### Written problem
Copy out every line in the listing below that contains the word "printing". Matching is case-sensitive.

:: Material

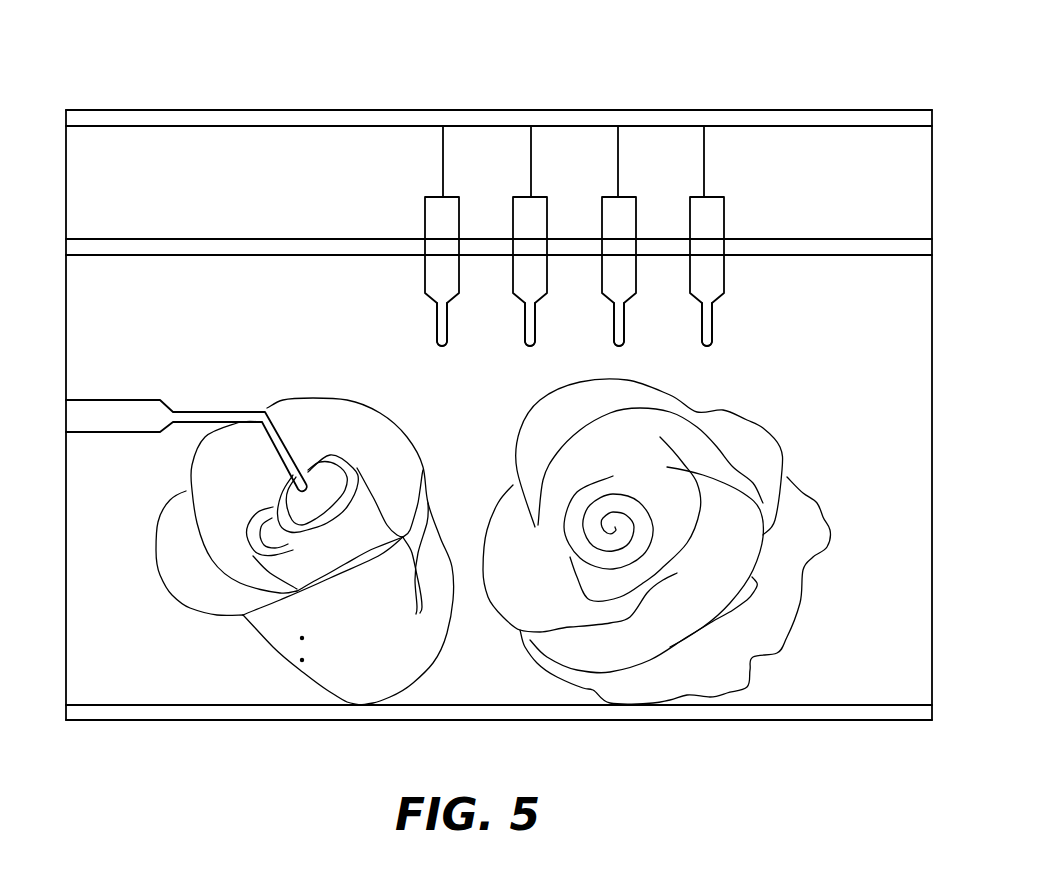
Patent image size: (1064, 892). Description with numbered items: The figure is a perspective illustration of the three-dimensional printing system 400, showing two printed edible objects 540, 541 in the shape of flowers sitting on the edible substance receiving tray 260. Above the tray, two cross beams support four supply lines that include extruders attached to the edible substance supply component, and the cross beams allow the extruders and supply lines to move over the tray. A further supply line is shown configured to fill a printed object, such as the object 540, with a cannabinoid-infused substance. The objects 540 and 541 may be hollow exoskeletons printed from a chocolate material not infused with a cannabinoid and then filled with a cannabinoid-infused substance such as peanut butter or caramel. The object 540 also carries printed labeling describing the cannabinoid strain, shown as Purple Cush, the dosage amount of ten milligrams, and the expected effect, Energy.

The 3D printing system 400 is at (852, 54).
The edible substance receiving tray 260 is at (932, 711).
The 3D-printed edible object 540 is at (158, 573).
The 3D-printed edible object 541 is at (750, 423).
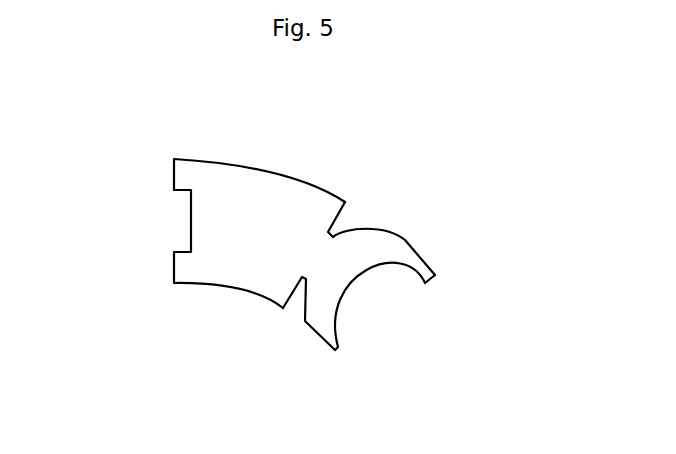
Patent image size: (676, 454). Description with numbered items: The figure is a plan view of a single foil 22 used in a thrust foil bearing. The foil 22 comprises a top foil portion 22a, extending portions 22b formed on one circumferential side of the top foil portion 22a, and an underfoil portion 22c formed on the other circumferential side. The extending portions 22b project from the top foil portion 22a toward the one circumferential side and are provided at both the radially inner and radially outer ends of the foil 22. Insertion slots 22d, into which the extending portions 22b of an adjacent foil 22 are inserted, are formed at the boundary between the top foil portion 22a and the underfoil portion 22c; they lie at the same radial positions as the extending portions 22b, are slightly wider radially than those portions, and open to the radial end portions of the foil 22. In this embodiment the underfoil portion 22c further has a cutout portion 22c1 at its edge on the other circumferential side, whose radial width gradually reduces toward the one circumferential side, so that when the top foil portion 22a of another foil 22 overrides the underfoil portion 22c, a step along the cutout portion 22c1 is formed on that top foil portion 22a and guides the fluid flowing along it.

The foil 22 is at (305, 147).
The top foil portion 22a is at (240, 252).
The extending portions 22b is at (175, 180).
The underfoil portion 22c is at (370, 246).
The cutout portion 22c1 is at (357, 277).
The insertion slots 22d is at (297, 298).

::::

### Output below
Patent image size: (1064, 892). Description with numbered items: The figure is a perspective illustration of the three-dimensional printing system 400, showing two printed edible objects 540, 541 in the shape of flowers sitting on the edible substance receiving tray 260. Above the tray, two cross beams support four supply lines that include extruders attached to the edible substance supply component, and the cross beams allow the extruders and supply lines to move over the tray. A further supply line is shown configured to fill a printed object, such as the object 540, with a cannabinoid-infused substance. The objects 540 and 541 may be hollow exoskeletons printed from a chocolate material not infused with a cannabinoid and then filled with a cannabinoid-infused substance such as peanut butter or caramel. The object 540 also carries printed labeling describing the cannabinoid strain, shown as Purple Cush, the dosage amount of ten milligrams, and the expected effect, Energy.
The 3D printing system 400 is at (852, 54).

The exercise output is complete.